[SOURCE RECORDS start]
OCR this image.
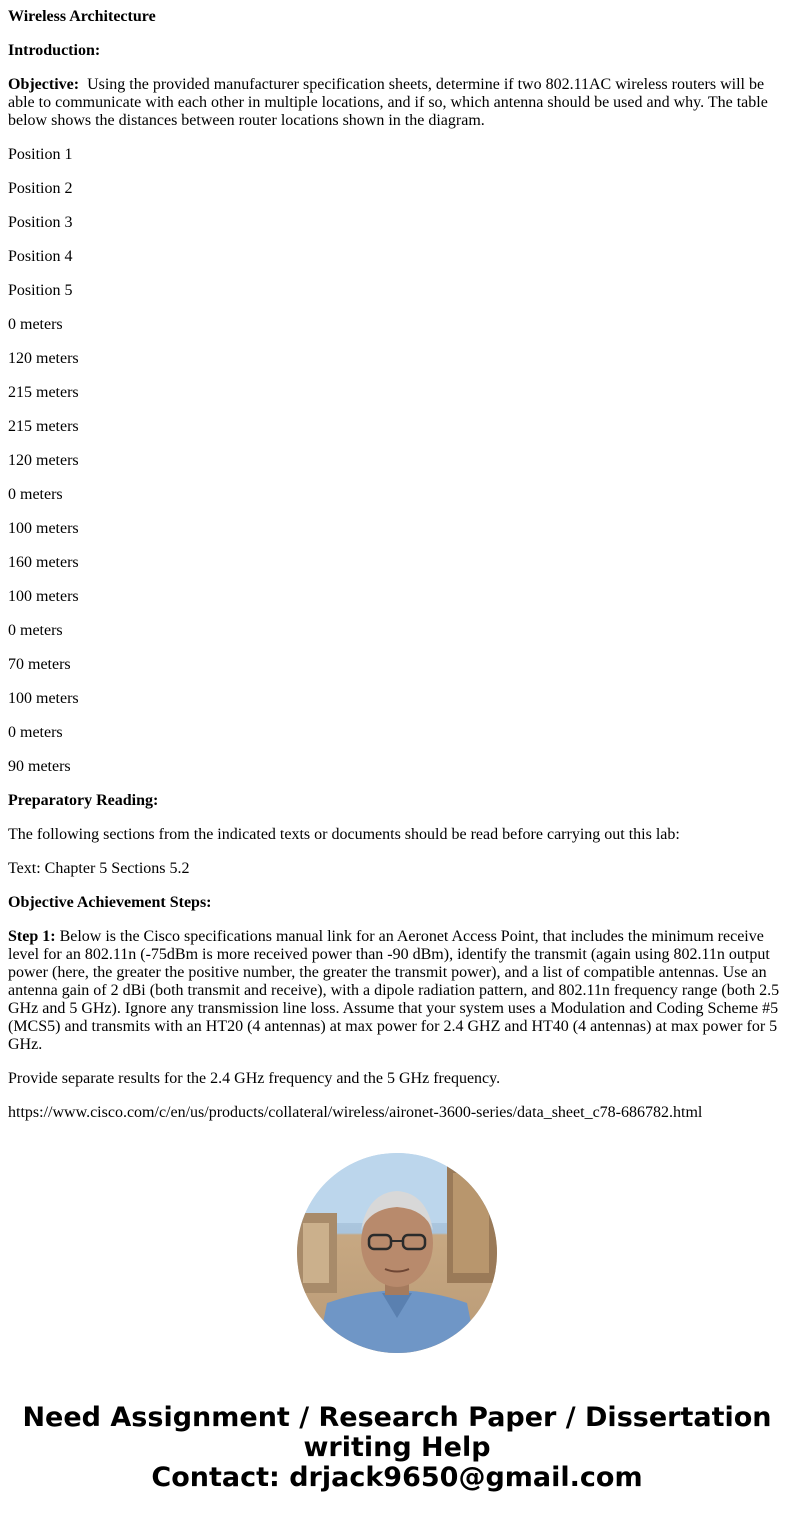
Wireless Architecture

Introduction:

Objective:  Using the provided manufacturer specification sheets, determine if two 802.11AC wireless routers will be able to communicate with each other in multiple locations, and if so, which antenna should be used and why. The table below shows the distances between router locations shown in the diagram.

Position 1

Position 2

Position 3

Position 4

Position 5

0 meters

120 meters

215 meters

215 meters

120 meters

0 meters

100 meters

160 meters

100 meters

0 meters

70 meters

100 meters

0 meters

90 meters

Preparatory Reading:

The following sections from the indicated texts or documents should be read before carrying out this lab:

Text: Chapter 5 Sections 5.2

Objective Achievement Steps:

Step 1: Below is the Cisco specifications manual link for an Aeronet Access Point, that includes the minimum receive level for an 802.11n (-75dBm is more received power than -90 dBm), identify the transmit (again using 802.11n output power (here, the greater the positive number, the greater the transmit power), and a list of compatible antennas. Use an antenna gain of 2 dBi (both transmit and receive), with a dipole radiation pattern, and 802.11n frequency range (both 2.5 GHz and 5 GHz). Ignore any transmission line loss. Assume that your system uses a Modulation and Coding Scheme #5 (MCS5) and transmits with an HT20 (4 antennas) at max power for 2.4 GHZ and HT40 (4 antennas) at max power for 5 GHz.

Provide separate results for the 2.4 GHz frequency and the 5 GHz frequency.

https://www.cisco.com/c/en/us/products/collateral/wireless/aironet-3600-series/data_sheet_c78-686782.html

Need Assignment / Research Paper / Dissertation
writing Help
Contact: drjack9650@gmail.com
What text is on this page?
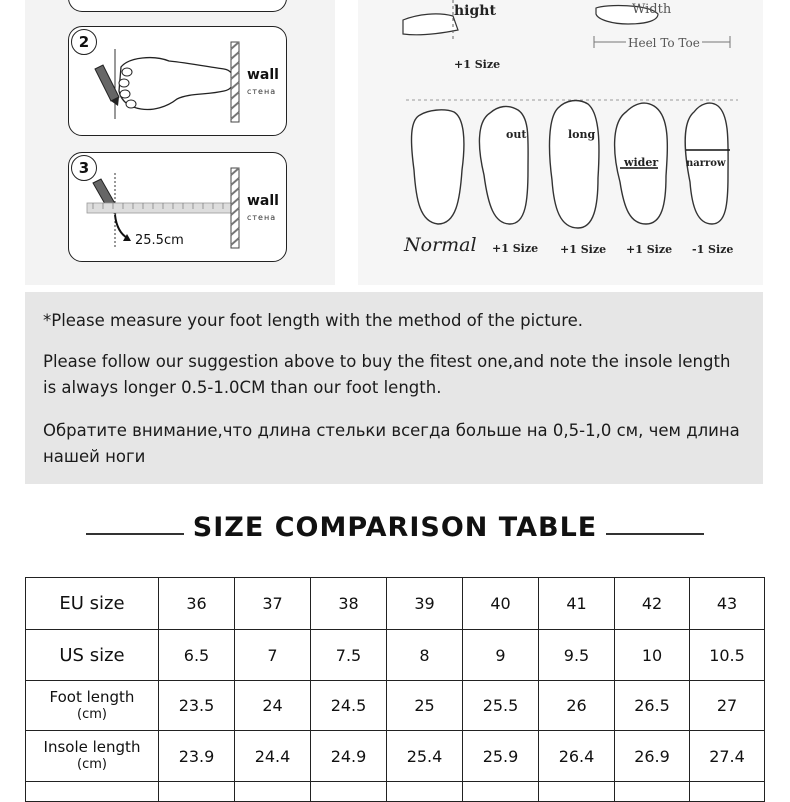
2
wall
стена
3
25.5cm
wall
стена
hight
+1 Size
Width
Heel To Toe
out	long
wider	narrow
Normal +1 Size +1 Size +1 Size -1 Size

*Please measure your foot length with the method of the picture.

Please follow our suggestion above to buy the fitest one,and note the insole length is always longer 0.5-1.0CM than our foot length.

Обратите внимание,что длина стельки всегда больше на 0,5-1,0 см, чем длина нашей ноги

SIZE COMPARISON TABLE
EU size	36	37	38	39	40	41	42	43
US size	6.5	7	7.5	8	9	9.5	10	10.5
Foot length
(cm)	23.5	24	24.5	25	25.5	26	26.5	27
Insole length
(cm)	23.9	24.4	24.9	25.4	25.9	26.4	26.9	27.4
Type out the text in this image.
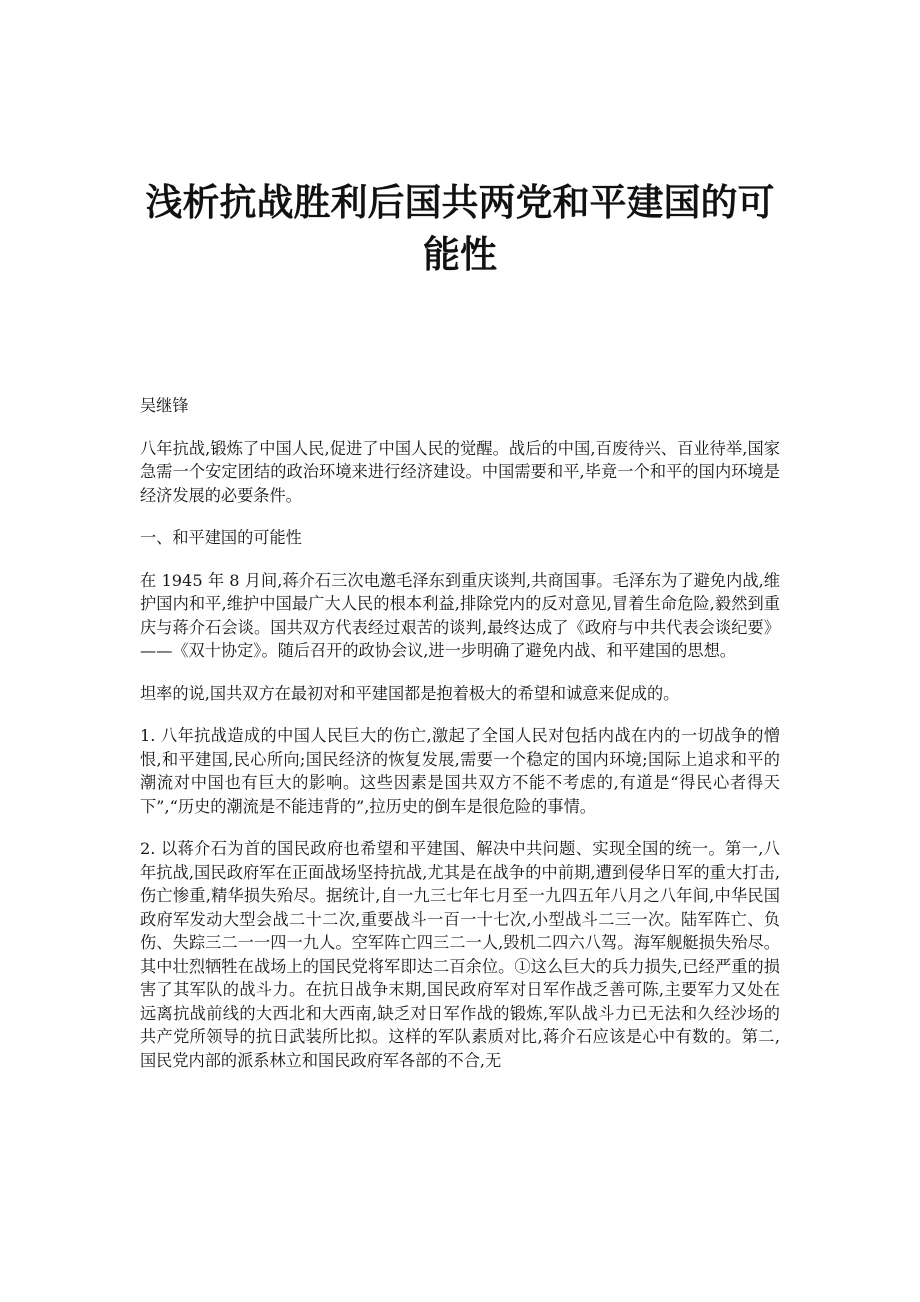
浅析抗战胜利后国共两党和平建国的可能性

吴继锋

八年抗战,锻炼了中国人民,促进了中国人民的觉醒。战后的中国,百废待兴、百业待举,国家急需一个安定团结的政治环境来进行经济建设。中国需要和平,毕竟一个和平的国内环境是经济发展的必要条件。

一、和平建国的可能性

在 1945 年 8 月间,蒋介石三次电邀毛泽东到重庆谈判,共商国事。毛泽东为了避免内战,维护国内和平,维护中国最广大人民的根本利益,排除党内的反对意见,冒着生命危险,毅然到重庆与蒋介石会谈。国共双方代表经过艰苦的谈判,最终达成了《政府与中共代表会谈纪要》——《双十协定》。随后召开的政协会议,进一步明确了避免内战、和平建国的思想。

坦率的说,国共双方在最初对和平建国都是抱着极大的希望和诚意来促成的。

1. 八年抗战造成的中国人民巨大的伤亡,激起了全国人民对包括内战在内的一切战争的憎恨,和平建国,民心所向;国民经济的恢复发展,需要一个稳定的国内环境;国际上追求和平的潮流对中国也有巨大的影响。这些因素是国共双方不能不考虑的,有道是“得民心者得天下”,“历史的潮流是不能违背的”,拉历史的倒车是很危险的事情。

2. 以蒋介石为首的国民政府也希望和平建国、解决中共问题、实现全国的统一。第一,八年抗战,国民政府军在正面战场坚持抗战,尤其是在战争的中前期,遭到侵华日军的重大打击,伤亡惨重,精华损失殆尽。据统计,自一九三七年七月至一九四五年八月之八年间,中华民国政府军发动大型会战二十二次,重要战斗一百一十七次,小型战斗二三一次。陆军阵亡、负伤、失踪三二一一四一九人。空军阵亡四三二一人,毁机二四六八驾。海军舰艇损失殆尽。其中壮烈牺牲在战场上的国民党将军即达二百余位。①这么巨大的兵力损失,已经严重的损害了其军队的战斗力。在抗日战争末期,国民政府军对日军作战乏善可陈,主要军力又处在远离抗战前线的大西北和大西南,缺乏对日军作战的锻炼,军队战斗力已无法和久经沙场的共产党所领导的抗日武装所比拟。这样的军队素质对比,蒋介石应该是心中有数的。第二,国民党内部的派系林立和国民政府军各部的不合,无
[SOURCE RECORDS end]
TASK GOAL: Single out each line of the records above with the string "your" in it, and copy it.

COMPLETE OUTPUT:
Step 1: Below is the Cisco specifications manual link for an Aeronet Access Point, that includes the minimum receive level for an 802.11n (-75dBm is more received power than -90 dBm), identify the transmit (again using 802.11n output power (here, the greater the positive number, the greater the transmit power), and a list of compatible antennas. Use an antenna gain of 2 dBi (both transmit and receive), with a dipole radiation pattern, and 802.11n frequency range (both 2.5 GHz and 5 GHz). Ignore any transmission line loss. Assume that your system uses a Modulation and Coding Scheme #5 (MCS5) and transmits with an HT20 (4 antennas) at max power for 2.4 GHZ and HT40 (4 antennas) at max power for 5 GHz.
*Please measure your foot length with the method of the picture.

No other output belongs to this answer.